Please output every line of the material as it stands, without the pictures.

===== ENTRIES SHOWN

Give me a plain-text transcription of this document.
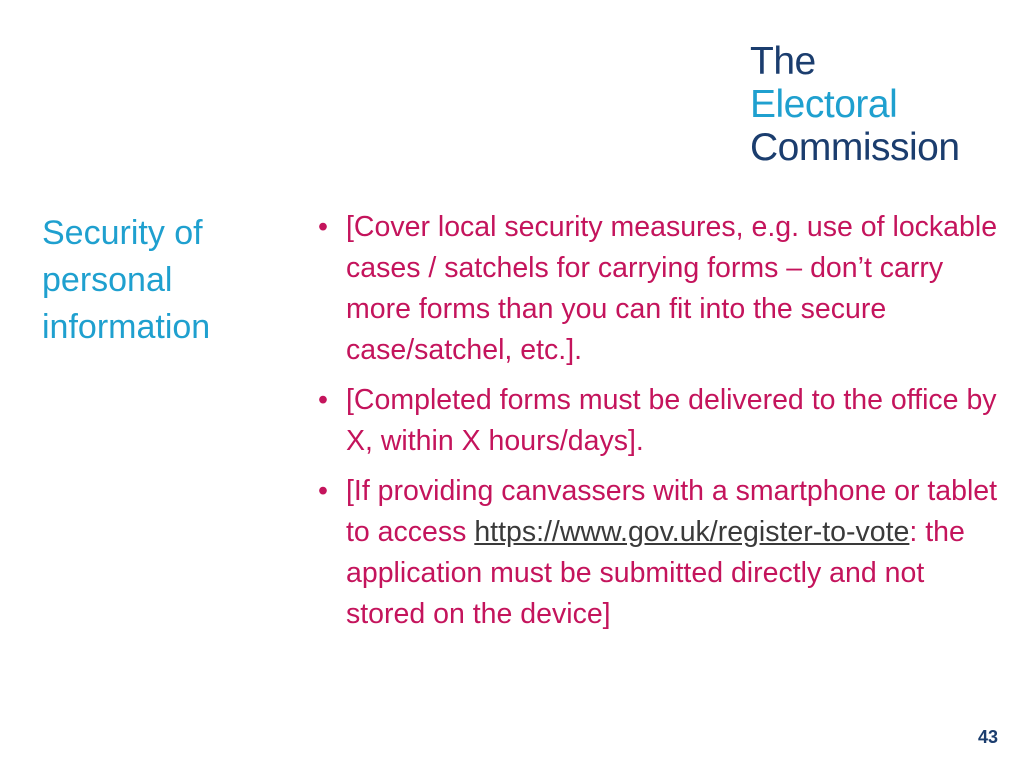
The
Electoral
Commission
Security of
personal
information
• [Cover local security measures, e.g. use of lockable cases / satchels for carrying forms – don’t carry more forms than you can fit into the secure case/satchel, etc.].
• [Completed forms must be delivered to the office by X, within X hours/days].
• [If providing canvassers with a smartphone or tablet to access https://www.gov.uk/register-to-vote: the application must be submitted directly and not stored on the device]
43
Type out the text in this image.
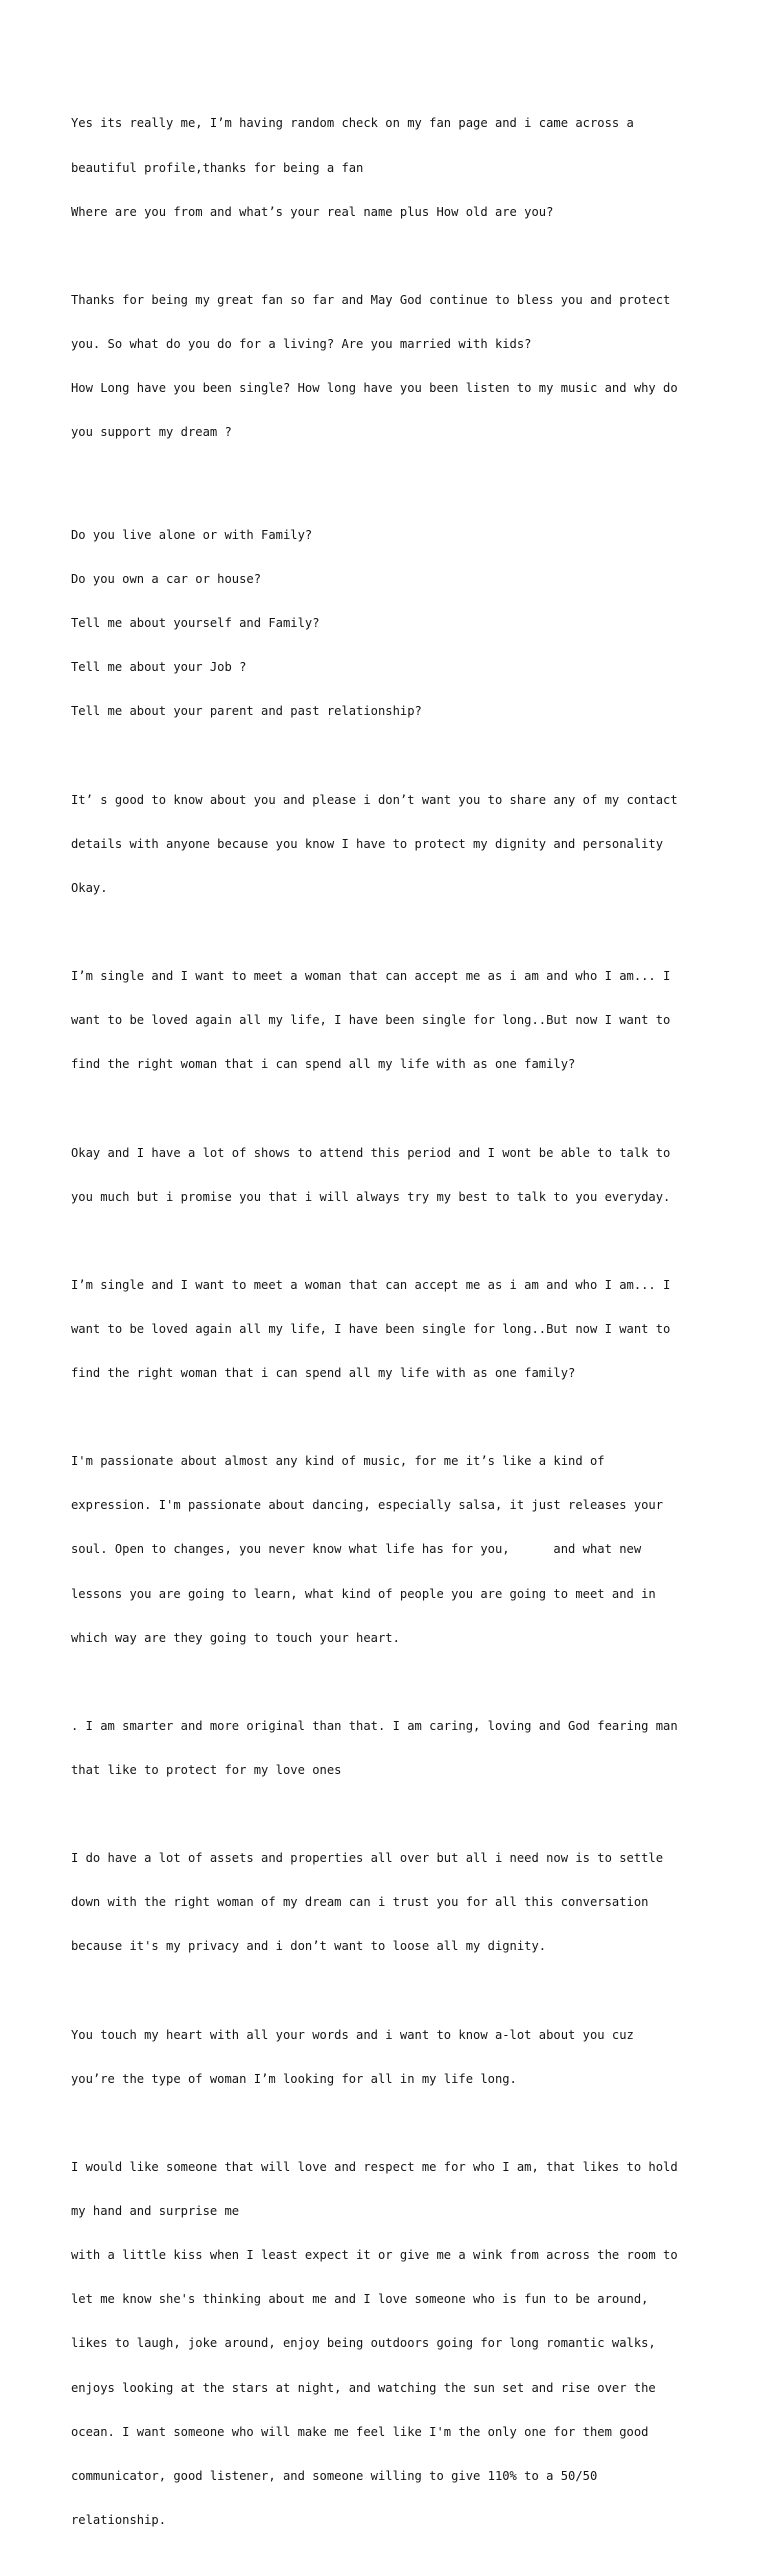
Yes its really me, I’m having random check on my fan page and i came across a

beautiful profile,thanks for being a fan

Where are you from and what’s your real name plus How old are you?

Thanks for being my great fan so far and May God continue to bless you and protect

you. So what do you do for a living? Are you married with kids?

How Long have you been single? How long have you been listen to my music and why do

you support my dream ?

Do you live alone or with Family?

Do you own a car or house?

Tell me about yourself and Family?

Tell me about your Job ?

Tell me about your parent and past relationship?

It’ s good to know about you and please i don’t want you to share any of my contact

details with anyone because you know I have to protect my dignity and personality

Okay.

I’m single and I want to meet a woman that can accept me as i am and who I am... I

want to be loved again all my life, I have been single for long..But now I want to

find the right woman that i can spend all my life with as one family?

Okay and I have a lot of shows to attend this period and I wont be able to talk to

you much but i promise you that i will always try my best to talk to you everyday.

I’m single and I want to meet a woman that can accept me as i am and who I am... I

want to be loved again all my life, I have been single for long..But now I want to

find the right woman that i can spend all my life with as one family?

I'm passionate about almost any kind of music, for me it’s like a kind of

expression. I'm passionate about dancing, especially salsa, it just releases your

soul. Open to changes, you never know what life has for you,      and what new

lessons you are going to learn, what kind of people you are going to meet and in

which way are they going to touch your heart.

. I am smarter and more original than that. I am caring, loving and God fearing man

that like to protect for my love ones

I do have a lot of assets and properties all over but all i need now is to settle

down with the right woman of my dream can i trust you for all this conversation

because it's my privacy and i don’t want to loose all my dignity.

You touch my heart with all your words and i want to know a-lot about you cuz

you’re the type of woman I’m looking for all in my life long.

I would like someone that will love and respect me for who I am, that likes to hold

my hand and surprise me

with a little kiss when I least expect it or give me a wink from across the room to

let me know she's thinking about me and I love someone who is fun to be around,

likes to laugh, joke around, enjoy being outdoors going for long romantic walks,

enjoys looking at the stars at night, and watching the sun set and rise over the

ocean. I want someone who will make me feel like I'm the only one for them good

communicator, good listener, and someone willing to give 110% to a 50/50

relationship.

==========

→ **RESPONSE**:
Give me a plain-text transcription of this document.
The
Electoral
Commission
Security of
personal
information
• [Cover local security measures, e.g. use of lockable cases / satchels for carrying forms – don’t carry more forms than you can fit into the secure case/satchel, etc.].
• [Completed forms must be delivered to the office by X, within X hours/days].
• [If providing canvassers with a smartphone or tablet to access https://www.gov.uk/register-to-vote: the application must be submitted directly and not stored on the device]
43
Type out the text in this image.
Yes its really me, I’m having random check on my fan page and i came across a

beautiful profile,thanks for being a fan

Where are you from and what’s your real name plus How old are you?

Thanks for being my great fan so far and May God continue to bless you and protect

you. So what do you do for a living? Are you married with kids?

How Long have you been single? How long have you been listen to my music and why do

you support my dream ?

Do you live alone or with Family?

Do you own a car or house?

Tell me about yourself and Family?

Tell me about your Job ?

Tell me about your parent and past relationship?

It’ s good to know about you and please i don’t want you to share any of my contact

details with anyone because you know I have to protect my dignity and personality

Okay.

I’m single and I want to meet a woman that can accept me as i am and who I am... I

want to be loved again all my life, I have been single for long..But now I want to

find the right woman that i can spend all my life with as one family?

Okay and I have a lot of shows to attend this period and I wont be able to talk to

you much but i promise you that i will always try my best to talk to you everyday.

I’m single and I want to meet a woman that can accept me as i am and who I am... I

want to be loved again all my life, I have been single for long..But now I want to

find the right woman that i can spend all my life with as one family?

I'm passionate about almost any kind of music, for me it’s like a kind of

expression. I'm passionate about dancing, especially salsa, it just releases your

soul. Open to changes, you never know what life has for you,      and what new

lessons you are going to learn, what kind of people you are going to meet and in

which way are they going to touch your heart.

. I am smarter and more original than that. I am caring, loving and God fearing man

that like to protect for my love ones

I do have a lot of assets and properties all over but all i need now is to settle

down with the right woman of my dream can i trust you for all this conversation

because it's my privacy and i don’t want to loose all my dignity.

You touch my heart with all your words and i want to know a-lot about you cuz

you’re the type of woman I’m looking for all in my life long.

I would like someone that will love and respect me for who I am, that likes to hold

my hand and surprise me

with a little kiss when I least expect it or give me a wink from across the room to

let me know she's thinking about me and I love someone who is fun to be around,

likes to laugh, joke around, enjoy being outdoors going for long romantic walks,

enjoys looking at the stars at night, and watching the sun set and rise over the

ocean. I want someone who will make me feel like I'm the only one for them good

communicator, good listener, and someone willing to give 110% to a 50/50

relationship.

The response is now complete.